-- Start of Material --

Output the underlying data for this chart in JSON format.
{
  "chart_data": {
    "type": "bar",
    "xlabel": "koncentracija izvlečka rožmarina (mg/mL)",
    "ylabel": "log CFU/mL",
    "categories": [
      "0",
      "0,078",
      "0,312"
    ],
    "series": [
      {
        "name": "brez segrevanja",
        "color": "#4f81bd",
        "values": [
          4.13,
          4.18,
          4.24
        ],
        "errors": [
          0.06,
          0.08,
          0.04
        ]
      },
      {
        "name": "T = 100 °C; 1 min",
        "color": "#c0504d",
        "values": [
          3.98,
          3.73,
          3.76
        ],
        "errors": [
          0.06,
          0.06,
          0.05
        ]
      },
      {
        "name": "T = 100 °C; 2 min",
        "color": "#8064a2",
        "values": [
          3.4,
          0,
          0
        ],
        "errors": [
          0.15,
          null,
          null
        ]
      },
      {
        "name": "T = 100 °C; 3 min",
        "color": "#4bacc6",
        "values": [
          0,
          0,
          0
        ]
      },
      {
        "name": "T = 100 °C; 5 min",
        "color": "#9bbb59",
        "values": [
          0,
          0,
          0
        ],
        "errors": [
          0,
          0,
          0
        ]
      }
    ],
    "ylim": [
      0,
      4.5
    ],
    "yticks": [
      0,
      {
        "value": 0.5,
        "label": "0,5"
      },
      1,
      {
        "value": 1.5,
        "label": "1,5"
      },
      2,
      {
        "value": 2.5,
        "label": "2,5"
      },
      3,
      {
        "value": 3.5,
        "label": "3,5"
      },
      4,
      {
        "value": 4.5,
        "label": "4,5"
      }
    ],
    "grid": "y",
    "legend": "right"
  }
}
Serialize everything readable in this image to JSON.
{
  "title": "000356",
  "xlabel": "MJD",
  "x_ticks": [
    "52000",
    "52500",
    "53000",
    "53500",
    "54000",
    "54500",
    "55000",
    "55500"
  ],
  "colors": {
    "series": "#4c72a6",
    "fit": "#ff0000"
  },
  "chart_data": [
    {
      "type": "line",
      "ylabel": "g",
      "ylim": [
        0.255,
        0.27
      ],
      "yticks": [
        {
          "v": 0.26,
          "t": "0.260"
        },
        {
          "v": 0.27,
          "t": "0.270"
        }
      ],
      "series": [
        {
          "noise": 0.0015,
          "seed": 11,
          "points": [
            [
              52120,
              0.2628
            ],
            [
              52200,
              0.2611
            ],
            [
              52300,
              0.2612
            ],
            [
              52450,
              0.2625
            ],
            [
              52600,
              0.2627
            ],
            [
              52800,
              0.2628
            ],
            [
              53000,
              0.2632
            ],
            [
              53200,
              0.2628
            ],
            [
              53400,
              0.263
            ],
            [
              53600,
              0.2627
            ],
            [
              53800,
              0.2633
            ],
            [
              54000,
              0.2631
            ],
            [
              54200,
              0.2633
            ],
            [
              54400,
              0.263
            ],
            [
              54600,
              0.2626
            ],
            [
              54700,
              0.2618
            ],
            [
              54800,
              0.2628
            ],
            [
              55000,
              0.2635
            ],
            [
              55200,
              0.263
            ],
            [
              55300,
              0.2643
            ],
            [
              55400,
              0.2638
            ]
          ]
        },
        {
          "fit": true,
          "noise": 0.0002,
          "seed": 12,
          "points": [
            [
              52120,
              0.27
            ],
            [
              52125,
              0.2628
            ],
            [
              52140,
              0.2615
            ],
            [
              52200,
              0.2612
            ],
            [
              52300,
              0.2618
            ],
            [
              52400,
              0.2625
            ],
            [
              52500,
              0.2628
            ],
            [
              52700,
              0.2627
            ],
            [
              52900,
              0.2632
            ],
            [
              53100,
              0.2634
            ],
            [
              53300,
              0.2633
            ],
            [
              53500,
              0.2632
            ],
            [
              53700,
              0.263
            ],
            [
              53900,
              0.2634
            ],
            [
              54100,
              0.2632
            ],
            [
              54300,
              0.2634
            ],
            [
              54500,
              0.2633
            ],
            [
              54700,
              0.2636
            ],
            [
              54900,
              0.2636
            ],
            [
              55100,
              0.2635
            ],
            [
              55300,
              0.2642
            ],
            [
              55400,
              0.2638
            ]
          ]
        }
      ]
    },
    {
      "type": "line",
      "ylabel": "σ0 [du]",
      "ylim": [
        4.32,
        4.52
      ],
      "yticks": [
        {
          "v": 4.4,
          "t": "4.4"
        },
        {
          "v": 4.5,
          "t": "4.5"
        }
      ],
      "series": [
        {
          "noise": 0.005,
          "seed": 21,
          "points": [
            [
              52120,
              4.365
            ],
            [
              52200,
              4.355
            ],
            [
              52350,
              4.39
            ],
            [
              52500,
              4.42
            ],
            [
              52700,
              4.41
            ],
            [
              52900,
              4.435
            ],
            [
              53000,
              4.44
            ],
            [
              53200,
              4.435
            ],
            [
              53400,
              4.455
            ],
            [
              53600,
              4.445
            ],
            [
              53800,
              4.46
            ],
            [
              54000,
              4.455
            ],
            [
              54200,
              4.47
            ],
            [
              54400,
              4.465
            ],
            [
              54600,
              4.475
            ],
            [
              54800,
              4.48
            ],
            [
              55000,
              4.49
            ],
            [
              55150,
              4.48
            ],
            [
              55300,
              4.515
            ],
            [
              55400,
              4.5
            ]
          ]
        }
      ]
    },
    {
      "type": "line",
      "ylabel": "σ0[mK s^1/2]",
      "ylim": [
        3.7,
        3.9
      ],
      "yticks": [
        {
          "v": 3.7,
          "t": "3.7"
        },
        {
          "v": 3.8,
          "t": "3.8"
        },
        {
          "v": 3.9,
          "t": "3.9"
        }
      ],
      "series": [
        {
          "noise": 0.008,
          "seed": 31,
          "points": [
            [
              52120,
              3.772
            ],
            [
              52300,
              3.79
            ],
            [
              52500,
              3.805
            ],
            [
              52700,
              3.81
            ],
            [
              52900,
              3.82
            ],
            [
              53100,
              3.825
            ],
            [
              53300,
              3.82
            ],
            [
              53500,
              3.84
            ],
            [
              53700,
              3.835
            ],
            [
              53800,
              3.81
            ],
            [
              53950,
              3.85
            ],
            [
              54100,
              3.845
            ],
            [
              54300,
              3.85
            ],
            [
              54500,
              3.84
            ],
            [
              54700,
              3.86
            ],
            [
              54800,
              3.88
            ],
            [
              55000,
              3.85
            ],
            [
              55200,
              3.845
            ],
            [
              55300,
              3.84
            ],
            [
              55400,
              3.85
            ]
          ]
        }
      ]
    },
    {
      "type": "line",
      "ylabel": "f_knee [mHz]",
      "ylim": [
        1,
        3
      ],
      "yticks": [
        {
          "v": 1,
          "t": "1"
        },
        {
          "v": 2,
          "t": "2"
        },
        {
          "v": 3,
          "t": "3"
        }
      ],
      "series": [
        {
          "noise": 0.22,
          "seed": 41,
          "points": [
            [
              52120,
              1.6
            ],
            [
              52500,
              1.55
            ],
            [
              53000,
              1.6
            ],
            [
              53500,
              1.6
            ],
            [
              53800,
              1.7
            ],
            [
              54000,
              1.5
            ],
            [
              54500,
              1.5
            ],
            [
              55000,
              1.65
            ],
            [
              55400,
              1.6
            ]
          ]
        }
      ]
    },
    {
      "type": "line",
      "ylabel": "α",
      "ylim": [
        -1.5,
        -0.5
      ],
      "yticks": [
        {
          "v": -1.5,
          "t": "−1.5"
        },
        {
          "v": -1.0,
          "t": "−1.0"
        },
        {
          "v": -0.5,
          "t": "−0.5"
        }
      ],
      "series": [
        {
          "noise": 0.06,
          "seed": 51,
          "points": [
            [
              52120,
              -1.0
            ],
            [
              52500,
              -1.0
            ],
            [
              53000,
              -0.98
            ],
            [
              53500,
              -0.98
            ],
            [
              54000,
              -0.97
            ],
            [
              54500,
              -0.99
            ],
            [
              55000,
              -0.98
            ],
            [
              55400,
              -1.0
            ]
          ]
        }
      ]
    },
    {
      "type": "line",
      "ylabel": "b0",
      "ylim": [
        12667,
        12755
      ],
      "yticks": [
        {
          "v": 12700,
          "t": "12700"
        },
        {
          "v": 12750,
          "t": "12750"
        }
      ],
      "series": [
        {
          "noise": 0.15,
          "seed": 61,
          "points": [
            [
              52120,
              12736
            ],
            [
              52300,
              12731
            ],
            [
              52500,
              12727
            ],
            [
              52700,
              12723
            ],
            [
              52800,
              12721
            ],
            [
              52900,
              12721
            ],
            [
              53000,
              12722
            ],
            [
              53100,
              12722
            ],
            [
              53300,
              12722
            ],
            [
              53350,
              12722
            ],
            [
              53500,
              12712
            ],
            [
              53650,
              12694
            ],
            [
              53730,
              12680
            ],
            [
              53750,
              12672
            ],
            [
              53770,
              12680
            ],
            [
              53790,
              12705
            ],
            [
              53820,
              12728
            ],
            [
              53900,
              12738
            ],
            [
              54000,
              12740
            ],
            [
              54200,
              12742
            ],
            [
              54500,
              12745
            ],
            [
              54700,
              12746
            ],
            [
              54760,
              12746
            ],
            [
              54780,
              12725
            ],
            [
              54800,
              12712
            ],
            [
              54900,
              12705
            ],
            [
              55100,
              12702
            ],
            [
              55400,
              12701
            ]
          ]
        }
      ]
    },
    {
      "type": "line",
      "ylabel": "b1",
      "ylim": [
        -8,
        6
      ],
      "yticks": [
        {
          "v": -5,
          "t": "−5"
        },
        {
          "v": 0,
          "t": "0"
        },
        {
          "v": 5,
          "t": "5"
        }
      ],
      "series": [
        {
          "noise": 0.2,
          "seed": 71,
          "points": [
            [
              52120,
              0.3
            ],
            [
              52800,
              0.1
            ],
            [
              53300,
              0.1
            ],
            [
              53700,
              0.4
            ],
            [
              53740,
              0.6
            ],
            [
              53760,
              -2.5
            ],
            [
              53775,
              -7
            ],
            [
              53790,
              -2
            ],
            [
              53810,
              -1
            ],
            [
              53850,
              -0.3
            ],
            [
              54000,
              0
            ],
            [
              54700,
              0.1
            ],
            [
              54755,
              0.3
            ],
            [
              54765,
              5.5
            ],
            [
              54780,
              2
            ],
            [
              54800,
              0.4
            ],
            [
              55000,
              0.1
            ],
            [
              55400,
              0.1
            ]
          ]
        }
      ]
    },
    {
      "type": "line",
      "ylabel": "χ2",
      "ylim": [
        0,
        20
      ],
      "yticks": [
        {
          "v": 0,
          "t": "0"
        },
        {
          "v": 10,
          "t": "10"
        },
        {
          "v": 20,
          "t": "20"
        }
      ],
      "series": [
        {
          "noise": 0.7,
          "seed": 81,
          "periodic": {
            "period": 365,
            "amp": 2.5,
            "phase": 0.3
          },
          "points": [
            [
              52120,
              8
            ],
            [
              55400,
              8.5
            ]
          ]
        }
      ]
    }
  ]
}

-- End of Material --

**Written task:** Take every line from the data above that holds "seed" and copy it out.

**Final result:**
          "seed": 11,
          "seed": 12,
          "seed": 21,
          "seed": 31,
          "seed": 41,
          "seed": 51,
          "seed": 61,
          "seed": 71,
          "seed": 81,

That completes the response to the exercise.